* **KUTIPAN TEKS**:
☆ ☆ ☆ ☆
Makna denotatif adalah makna asli, makna asal atau
makna sebenarnya yang dimiliki oleh sebuah leksem. Jadi, makna denotatif ini
sebenarnya sama dengan makna leksikal. Umpamanya, kata bawi atau celeng bermakna denotatif “ sejenis
binatang yang biasa diternakan untuk dimanfaatkan dagingnya”. Kata tegeh
bermakna denotatif “ keadaan tubuh seseorang yang lebih tinggi dari ukuran yang
normal”. Contoh lain umpamanya kata luh dan lua kedua kata
ini mempunyai makna denotasi yang sama, yaitu manusia dewasa yang bukan
laki-laki.
2.2.3. Makna Literal
Makna
literal merupakan makna yang belum mengalami perpindahan penerapan kepada
referen yang lain (Wijana&Rohmadi, 2011:16). Kata buaya pada kalimat “Ring Danau Beratan wenter buaya sane ageng pisan.” mengacu kepada referennya yang harfiah,
yaitu sebangsa binatang melata berkaki empat yang hidup di rawa dan di sungai.
Pada kata tersebut, makna yang tercantum secara lugas dan harfiah mengacu pada
referennya. Oleh sebab itu makna ini disebut dengan makna literal, makna lugas, ataupun makna harfiah.
☆ ☆ ☆ ☆
* **DATA MENTAH**:
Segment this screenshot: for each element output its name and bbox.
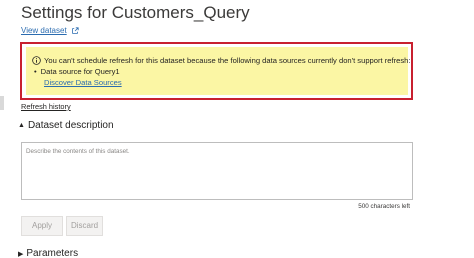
view-dataset-link-group[interactable]: View dataset xyxy=(21,26,79,35)
warning-message: You can't schedule refresh for this data… xyxy=(44,56,411,65)
dataset-description-heading: Dataset description xyxy=(27,120,114,131)
info-circle-icon xyxy=(32,56,41,65)
refresh-warning-box: You can't schedule refresh for this data… xyxy=(20,42,413,100)
data-source-list-item: • Data source for Query1 xyxy=(34,67,120,76)
data-source-name: Data source for Query1 xyxy=(40,67,120,76)
caret-up-icon: ▲ xyxy=(18,122,25,129)
character-count: 500 characters left xyxy=(358,203,410,210)
page-title: Settings for Customers_Query xyxy=(21,3,250,22)
left-edge-divider xyxy=(0,96,4,110)
apply-button[interactable]: Apply xyxy=(21,216,63,236)
caret-right-icon: ▶ xyxy=(18,250,24,258)
bullet-icon: • xyxy=(34,67,37,76)
parameters-heading: Parameters xyxy=(26,248,79,258)
refresh-warning-panel: You can't schedule refresh for this data… xyxy=(26,47,411,95)
dataset-description-toggle[interactable]: ▲ Dataset description xyxy=(18,120,114,131)
discover-data-sources-link[interactable]: Discover Data Sources xyxy=(44,78,122,87)
parameters-toggle[interactable]: ▶ Parameters xyxy=(18,248,78,258)
view-dataset-link[interactable]: View dataset xyxy=(21,26,67,35)
dataset-description-input[interactable] xyxy=(21,142,413,200)
discard-button[interactable]: Discard xyxy=(66,216,103,236)
external-link-icon xyxy=(71,26,79,34)
refresh-history-link[interactable]: Refresh history xyxy=(21,102,71,111)
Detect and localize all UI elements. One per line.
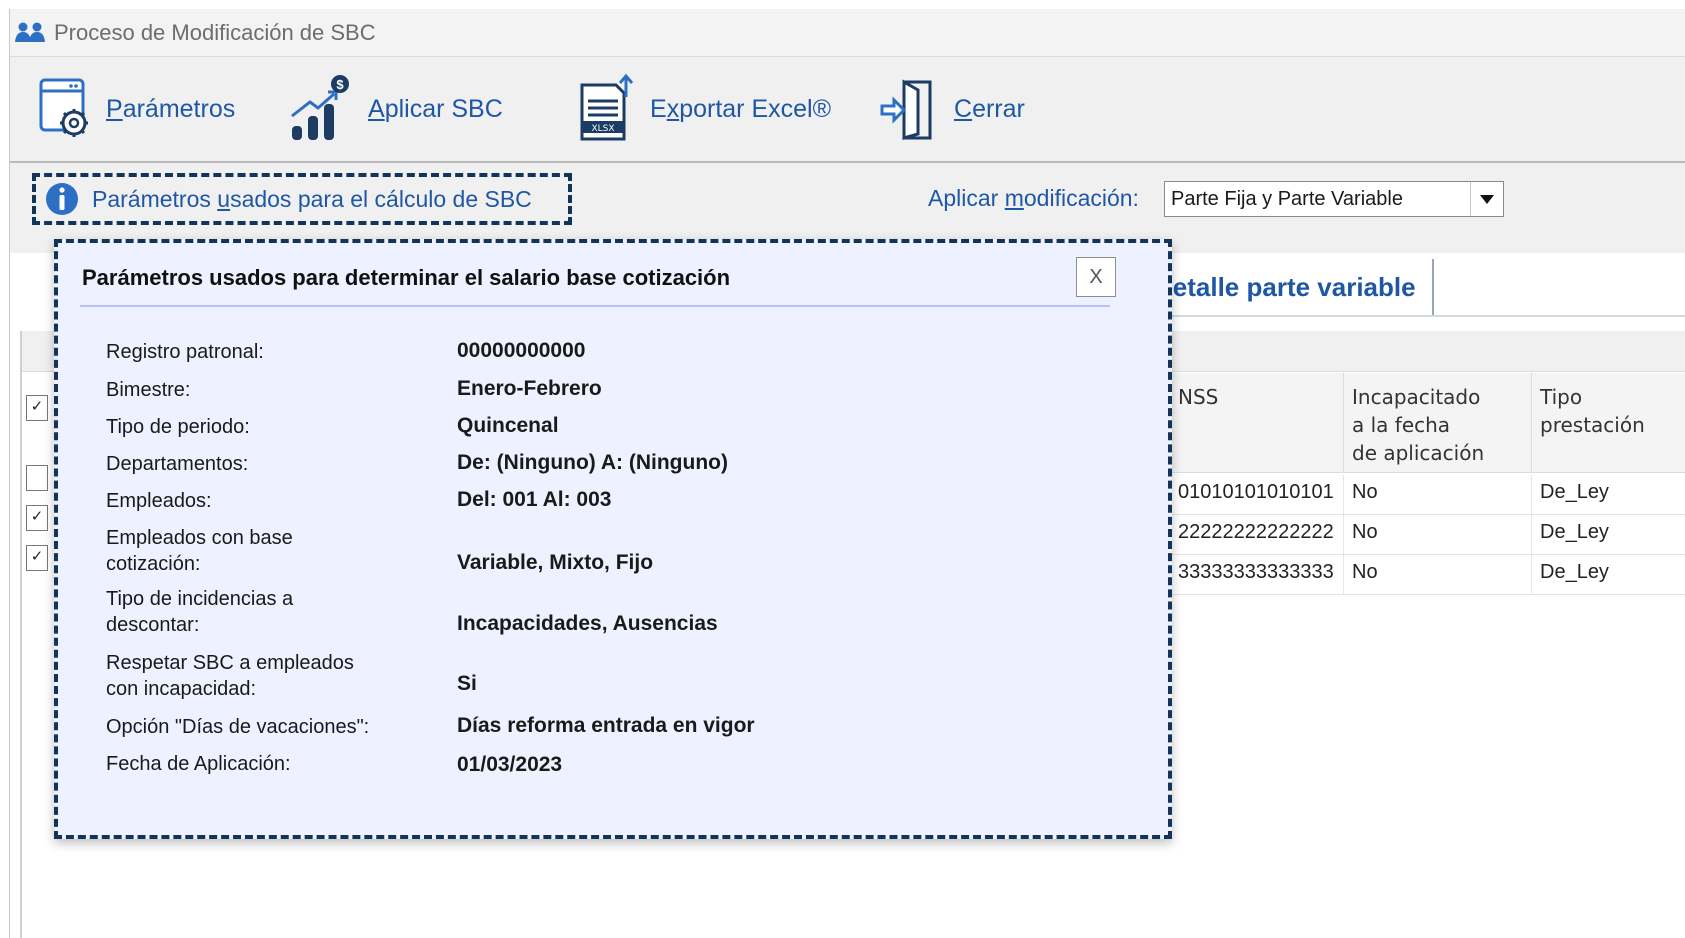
cell-nss: 33333333333333 [1170,555,1344,595]
bar-chart-dollar-icon: $ [291,75,349,140]
parametros-button[interactable]: Parámetros [38,71,235,147]
app-window: Proceso de Modificación de SBC Parámetro… [9,9,1685,938]
column-header-nss[interactable]: NSS [1170,373,1344,473]
param-label-line: con incapacidad: [106,678,257,700]
aplicar-sbc-label: Aplicar SBC [368,94,503,123]
param-label: Fecha de Aplicación: [106,753,291,775]
cell-tipo-prestacion: De_Ley [1532,475,1685,515]
param-label: Bimestre: [106,379,191,401]
column-header-tipo-prestacion[interactable]: Tipo prestación [1532,373,1685,473]
param-label: Empleados: [106,490,212,512]
param-label: Tipo de incidencias a descontar: [106,586,416,638]
cerrar-button[interactable]: Cerrar [880,71,1025,147]
aplicar-sbc-button[interactable]: $ Aplicar SBC [288,71,503,147]
header-text-line: Tipo [1540,385,1583,409]
close-button[interactable]: X [1076,257,1116,297]
param-value: 00000000000 [457,339,586,362]
parametros-label: Parámetros [106,94,236,123]
cell-tipo-prestacion: De_Ley [1532,555,1685,595]
param-value: Incapacidades, Ausencias [457,612,718,635]
svg-text:XLSX: XLSX [591,124,614,134]
grid-left-border [20,331,22,938]
param-label: Empleados con base cotización: [106,525,416,577]
tab-label: Detalle parte variable [1154,271,1416,302]
param-label: Departamentos: [106,453,249,475]
column-header-incapacitado[interactable]: Incapacitado a la fecha de aplicación [1344,373,1532,473]
param-label: Tipo de periodo: [106,416,250,438]
param-value: Del: 001 Al: 003 [457,488,612,511]
param-value: Quincenal [457,414,559,437]
tab-detalle-parte-variable[interactable]: Detalle parte variable [1134,259,1434,315]
cell-incapacitado: No [1344,555,1532,595]
cell-nss: 22222222222222 [1170,515,1344,555]
param-label: Opción "Días de vacaciones": [106,716,370,738]
row-checkbox[interactable] [26,465,48,491]
param-label-line: cotización: [106,553,201,575]
param-label: Respetar SBC a empleados con incapacidad… [106,650,416,702]
param-value: 01/03/2023 [457,753,563,776]
toolbar: Parámetros $ Aplicar SBC XLSX Exportar E… [10,57,1685,163]
title-bar: Proceso de Modificación de SBC [10,9,1685,57]
param-value: Enero-Febrero [457,377,602,400]
header-text-line: a la fecha [1352,413,1451,437]
popup-title: Parámetros usados para determinar el sal… [82,265,731,290]
window-title: Proceso de Modificación de SBC [54,19,376,45]
param-label-line: Empleados con base [106,527,293,549]
chevron-down-icon[interactable] [1470,182,1503,216]
header-text-line: prestación [1540,413,1645,437]
sbc-parameters-link[interactable]: Parámetros usados para el cálculo de SBC [32,173,572,225]
cell-incapacitado: No [1344,475,1532,515]
cell-tipo-prestacion: De_Ley [1532,515,1685,555]
exit-door-icon [880,79,932,140]
header-text: NSS [1178,385,1219,409]
sbc-parameters-label: Parámetros usados para el cálculo de SBC [92,185,532,212]
param-label-line: Tipo de incidencias a [106,588,294,610]
svg-text:$: $ [336,77,344,92]
cell-nss: 01010101010101 [1170,475,1344,515]
people-icon [15,22,45,42]
exportar-excel-label: Exportar Excel® [650,94,831,123]
info-icon [46,183,78,215]
param-value: Variable, Mixto, Fijo [457,551,654,574]
sbc-parameters-popup: Parámetros usados para determinar el sal… [54,239,1172,839]
excel-export-icon: XLSX [580,73,634,141]
cell-incapacitado: No [1344,515,1532,555]
param-value: Días reforma entrada en vigor [457,714,755,737]
tab-divider [1134,315,1685,317]
param-value: De: (Ninguno) A: (Ninguno) [457,451,728,474]
popup-divider [80,305,1110,307]
apply-modification-select[interactable]: Parte Fija y Parte Variable [1164,181,1504,217]
param-label: Registro patronal: [106,341,264,363]
param-label-line: descontar: [106,614,200,636]
header-text-line: de aplicación [1352,441,1485,465]
header-text-line: Incapacitado [1352,385,1481,409]
header-select-checkbox[interactable]: ✓ [26,395,48,421]
close-icon: X [1089,265,1103,288]
cerrar-label: Cerrar [954,94,1025,123]
apply-modification-label: Aplicar modificación: [928,185,1139,211]
exportar-excel-button[interactable]: XLSX Exportar Excel® [576,71,831,147]
settings-window-icon [39,78,88,137]
param-label-line: Respetar SBC a empleados [106,652,354,674]
row-checkbox[interactable]: ✓ [26,505,48,531]
apply-modification-value: Parte Fija y Parte Variable [1171,187,1403,210]
row-checkbox[interactable]: ✓ [26,545,48,571]
param-value: Si [457,672,477,695]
☆ ☆ ☆ ☆
* **TUGAS**: Salin dengan persis bagian kutipan tentang makna kata, mulai dari "Pada kata tersebut, makna" dan berakhir pada "ataupun makna harfiah.". Data di atas diambil dari sumber yang berbeda.

* **JAWABAN**:
Pada kata tersebut, makna yang tercantum secara lugas dan harfiah mengacu pada
referennya. Oleh sebab itu makna ini disebut dengan makna literal, makna lugas, ataupun makna harfiah.